-- BEGIN Data for this exercise --

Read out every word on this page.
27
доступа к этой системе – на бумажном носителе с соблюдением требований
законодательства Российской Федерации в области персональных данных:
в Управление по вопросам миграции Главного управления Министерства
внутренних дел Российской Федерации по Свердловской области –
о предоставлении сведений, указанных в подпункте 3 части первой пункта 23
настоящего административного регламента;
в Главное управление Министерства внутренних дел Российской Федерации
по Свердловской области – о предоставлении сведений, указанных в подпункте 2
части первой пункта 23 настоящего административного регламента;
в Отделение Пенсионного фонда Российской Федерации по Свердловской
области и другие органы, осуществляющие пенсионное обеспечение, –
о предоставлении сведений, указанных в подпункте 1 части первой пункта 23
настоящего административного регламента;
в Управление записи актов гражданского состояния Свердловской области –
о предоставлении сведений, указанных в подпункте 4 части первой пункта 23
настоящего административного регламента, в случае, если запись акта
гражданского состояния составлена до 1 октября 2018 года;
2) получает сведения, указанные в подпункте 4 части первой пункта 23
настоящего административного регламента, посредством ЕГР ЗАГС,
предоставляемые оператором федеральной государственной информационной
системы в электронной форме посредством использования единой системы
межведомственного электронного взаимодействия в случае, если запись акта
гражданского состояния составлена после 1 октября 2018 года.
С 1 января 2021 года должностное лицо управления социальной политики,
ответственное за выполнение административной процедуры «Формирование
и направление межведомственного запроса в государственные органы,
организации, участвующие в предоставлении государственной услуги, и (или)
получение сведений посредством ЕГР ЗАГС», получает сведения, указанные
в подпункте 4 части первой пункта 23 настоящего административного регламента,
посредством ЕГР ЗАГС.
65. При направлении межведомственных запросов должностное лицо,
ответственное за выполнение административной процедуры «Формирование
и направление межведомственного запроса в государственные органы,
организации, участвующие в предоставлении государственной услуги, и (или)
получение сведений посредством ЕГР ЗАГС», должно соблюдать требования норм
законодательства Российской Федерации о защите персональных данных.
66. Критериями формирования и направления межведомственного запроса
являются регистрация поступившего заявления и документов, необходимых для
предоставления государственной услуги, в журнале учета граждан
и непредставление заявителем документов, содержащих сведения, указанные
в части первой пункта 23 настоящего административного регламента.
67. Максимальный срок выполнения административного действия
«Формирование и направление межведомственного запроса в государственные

-- END Data for this exercise --

● Exercise prompt
From the records given above, copy all lines containing "акта".

● Task solution
настоящего административного регламента, в случае, если запись акта
межведомственного электронного взаимодействия в случае, если запись акта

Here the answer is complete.